Request. Below are records to be output exactly, every one of them.

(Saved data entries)
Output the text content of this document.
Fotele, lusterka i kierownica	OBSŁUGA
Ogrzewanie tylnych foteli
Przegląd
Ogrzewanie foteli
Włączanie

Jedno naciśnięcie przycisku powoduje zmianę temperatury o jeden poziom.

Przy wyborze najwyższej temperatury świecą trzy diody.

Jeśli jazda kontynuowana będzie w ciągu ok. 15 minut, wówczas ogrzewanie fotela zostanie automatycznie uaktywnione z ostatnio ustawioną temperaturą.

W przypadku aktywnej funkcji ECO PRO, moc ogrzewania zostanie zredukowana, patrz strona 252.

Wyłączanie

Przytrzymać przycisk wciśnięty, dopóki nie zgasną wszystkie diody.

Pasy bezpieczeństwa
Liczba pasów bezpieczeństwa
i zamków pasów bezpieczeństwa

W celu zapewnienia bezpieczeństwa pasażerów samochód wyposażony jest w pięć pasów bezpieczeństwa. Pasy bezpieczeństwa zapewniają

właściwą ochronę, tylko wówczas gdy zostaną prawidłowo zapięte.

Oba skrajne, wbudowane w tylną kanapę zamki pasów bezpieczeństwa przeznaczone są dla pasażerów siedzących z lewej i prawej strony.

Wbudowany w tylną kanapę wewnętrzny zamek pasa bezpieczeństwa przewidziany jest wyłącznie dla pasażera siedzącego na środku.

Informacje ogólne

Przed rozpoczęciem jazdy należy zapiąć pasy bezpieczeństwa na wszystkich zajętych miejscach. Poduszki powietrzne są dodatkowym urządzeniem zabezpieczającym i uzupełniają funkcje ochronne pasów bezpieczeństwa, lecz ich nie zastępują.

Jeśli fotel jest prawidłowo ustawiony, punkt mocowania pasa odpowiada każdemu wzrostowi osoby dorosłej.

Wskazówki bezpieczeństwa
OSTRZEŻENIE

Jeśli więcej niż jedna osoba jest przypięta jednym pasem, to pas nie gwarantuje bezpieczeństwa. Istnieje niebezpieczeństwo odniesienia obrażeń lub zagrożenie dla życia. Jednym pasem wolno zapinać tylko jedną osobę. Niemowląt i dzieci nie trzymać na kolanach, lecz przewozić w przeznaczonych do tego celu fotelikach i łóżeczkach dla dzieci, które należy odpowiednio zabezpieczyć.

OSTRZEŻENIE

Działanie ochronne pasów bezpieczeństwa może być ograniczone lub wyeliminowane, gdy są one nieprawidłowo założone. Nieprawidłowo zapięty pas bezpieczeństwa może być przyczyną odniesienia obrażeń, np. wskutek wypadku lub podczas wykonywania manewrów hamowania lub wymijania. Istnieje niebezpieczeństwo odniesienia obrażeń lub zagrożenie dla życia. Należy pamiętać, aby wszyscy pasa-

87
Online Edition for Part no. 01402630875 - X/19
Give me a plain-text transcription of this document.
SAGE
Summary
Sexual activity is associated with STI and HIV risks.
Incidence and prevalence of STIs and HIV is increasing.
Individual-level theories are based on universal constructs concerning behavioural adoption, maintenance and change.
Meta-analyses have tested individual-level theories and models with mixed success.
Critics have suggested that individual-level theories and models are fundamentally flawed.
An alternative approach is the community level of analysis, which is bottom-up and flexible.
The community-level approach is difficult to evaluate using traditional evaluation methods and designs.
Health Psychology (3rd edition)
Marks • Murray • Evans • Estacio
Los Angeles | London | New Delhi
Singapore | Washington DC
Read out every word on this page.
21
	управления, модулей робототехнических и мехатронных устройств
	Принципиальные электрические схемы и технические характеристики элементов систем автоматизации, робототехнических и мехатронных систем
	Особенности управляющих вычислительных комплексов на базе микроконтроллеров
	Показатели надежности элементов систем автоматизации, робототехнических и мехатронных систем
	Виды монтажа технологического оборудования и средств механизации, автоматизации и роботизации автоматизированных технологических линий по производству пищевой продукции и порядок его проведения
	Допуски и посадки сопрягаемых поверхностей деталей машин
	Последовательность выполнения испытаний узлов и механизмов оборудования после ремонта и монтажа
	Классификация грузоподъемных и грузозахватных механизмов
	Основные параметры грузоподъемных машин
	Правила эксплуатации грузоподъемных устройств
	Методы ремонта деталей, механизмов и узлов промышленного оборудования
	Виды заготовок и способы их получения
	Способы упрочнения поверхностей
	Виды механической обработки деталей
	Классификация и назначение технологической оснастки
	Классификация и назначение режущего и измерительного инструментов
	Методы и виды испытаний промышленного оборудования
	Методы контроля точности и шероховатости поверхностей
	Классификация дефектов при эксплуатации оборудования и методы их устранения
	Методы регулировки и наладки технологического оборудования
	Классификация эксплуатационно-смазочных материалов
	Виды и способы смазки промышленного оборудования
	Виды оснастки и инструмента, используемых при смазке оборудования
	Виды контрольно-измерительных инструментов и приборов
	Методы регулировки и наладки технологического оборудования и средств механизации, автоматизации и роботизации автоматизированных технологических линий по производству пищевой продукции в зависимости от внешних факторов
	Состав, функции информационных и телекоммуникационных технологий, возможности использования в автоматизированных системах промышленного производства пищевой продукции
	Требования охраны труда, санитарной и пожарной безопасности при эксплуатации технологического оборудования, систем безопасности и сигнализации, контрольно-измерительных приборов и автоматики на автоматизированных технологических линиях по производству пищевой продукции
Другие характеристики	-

Response.
Output the text content of this document.
Fotele, lusterka i kierownica	OBSŁUGA
Ogrzewanie tylnych foteli
Przegląd
Ogrzewanie foteli
Włączanie

Jedno naciśnięcie przycisku powoduje zmianę temperatury o jeden poziom.

Przy wyborze najwyższej temperatury świecą trzy diody.

Jeśli jazda kontynuowana będzie w ciągu ok. 15 minut, wówczas ogrzewanie fotela zostanie automatycznie uaktywnione z ostatnio ustawioną temperaturą.

W przypadku aktywnej funkcji ECO PRO, moc ogrzewania zostanie zredukowana, patrz strona 252.

Wyłączanie

Przytrzymać przycisk wciśnięty, dopóki nie zgasną wszystkie diody.

Pasy bezpieczeństwa
Liczba pasów bezpieczeństwa
i zamków pasów bezpieczeństwa

W celu zapewnienia bezpieczeństwa pasażerów samochód wyposażony jest w pięć pasów bezpieczeństwa. Pasy bezpieczeństwa zapewniają

właściwą ochronę, tylko wówczas gdy zostaną prawidłowo zapięte.

Oba skrajne, wbudowane w tylną kanapę zamki pasów bezpieczeństwa przeznaczone są dla pasażerów siedzących z lewej i prawej strony.

Wbudowany w tylną kanapę wewnętrzny zamek pasa bezpieczeństwa przewidziany jest wyłącznie dla pasażera siedzącego na środku.

Informacje ogólne

Przed rozpoczęciem jazdy należy zapiąć pasy bezpieczeństwa na wszystkich zajętych miejscach. Poduszki powietrzne są dodatkowym urządzeniem zabezpieczającym i uzupełniają funkcje ochronne pasów bezpieczeństwa, lecz ich nie zastępują.

Jeśli fotel jest prawidłowo ustawiony, punkt mocowania pasa odpowiada każdemu wzrostowi osoby dorosłej.

Wskazówki bezpieczeństwa
OSTRZEŻENIE

Jeśli więcej niż jedna osoba jest przypięta jednym pasem, to pas nie gwarantuje bezpieczeństwa. Istnieje niebezpieczeństwo odniesienia obrażeń lub zagrożenie dla życia. Jednym pasem wolno zapinać tylko jedną osobę. Niemowląt i dzieci nie trzymać na kolanach, lecz przewozić w przeznaczonych do tego celu fotelikach i łóżeczkach dla dzieci, które należy odpowiednio zabezpieczyć.

OSTRZEŻENIE

Działanie ochronne pasów bezpieczeństwa może być ograniczone lub wyeliminowane, gdy są one nieprawidłowo założone. Nieprawidłowo zapięty pas bezpieczeństwa może być przyczyną odniesienia obrażeń, np. wskutek wypadku lub podczas wykonywania manewrów hamowania lub wymijania. Istnieje niebezpieczeństwo odniesienia obrażeń lub zagrożenie dla życia. Należy pamiętać, aby wszyscy pasa-

87
Online Edition for Part no. 01402630875 - X/19
Give me a plain-text transcription of this document.
SAGE
Summary
Sexual activity is associated with STI and HIV risks.
Incidence and prevalence of STIs and HIV is increasing.
Individual-level theories are based on universal constructs concerning behavioural adoption, maintenance and change.
Meta-analyses have tested individual-level theories and models with mixed success.
Critics have suggested that individual-level theories and models are fundamentally flawed.
An alternative approach is the community level of analysis, which is bottom-up and flexible.
The community-level approach is difficult to evaluate using traditional evaluation methods and designs.
Health Psychology (3rd edition)
Marks • Murray • Evans • Estacio
Los Angeles | London | New Delhi
Singapore | Washington DC
Read out every word on this page.
21
	управления, модулей робототехнических и мехатронных устройств
	Принципиальные электрические схемы и технические характеристики элементов систем автоматизации, робототехнических и мехатронных систем
	Особенности управляющих вычислительных комплексов на базе микроконтроллеров
	Показатели надежности элементов систем автоматизации, робототехнических и мехатронных систем
	Виды монтажа технологического оборудования и средств механизации, автоматизации и роботизации автоматизированных технологических линий по производству пищевой продукции и порядок его проведения
	Допуски и посадки сопрягаемых поверхностей деталей машин
	Последовательность выполнения испытаний узлов и механизмов оборудования после ремонта и монтажа
	Классификация грузоподъемных и грузозахватных механизмов
	Основные параметры грузоподъемных машин
	Правила эксплуатации грузоподъемных устройств
	Методы ремонта деталей, механизмов и узлов промышленного оборудования
	Виды заготовок и способы их получения
	Способы упрочнения поверхностей
	Виды механической обработки деталей
	Классификация и назначение технологической оснастки
	Классификация и назначение режущего и измерительного инструментов
	Методы и виды испытаний промышленного оборудования
	Методы контроля точности и шероховатости поверхностей
	Классификация дефектов при эксплуатации оборудования и методы их устранения
	Методы регулировки и наладки технологического оборудования
	Классификация эксплуатационно-смазочных материалов
	Виды и способы смазки промышленного оборудования
	Виды оснастки и инструмента, используемых при смазке оборудования
	Виды контрольно-измерительных инструментов и приборов
	Методы регулировки и наладки технологического оборудования и средств механизации, автоматизации и роботизации автоматизированных технологических линий по производству пищевой продукции в зависимости от внешних факторов
	Состав, функции информационных и телекоммуникационных технологий, возможности использования в автоматизированных системах промышленного производства пищевой продукции
	Требования охраны труда, санитарной и пожарной безопасности при эксплуатации технологического оборудования, систем безопасности и сигнализации, контрольно-измерительных приборов и автоматики на автоматизированных технологических линиях по производству пищевой продукции
Другие характеристики	-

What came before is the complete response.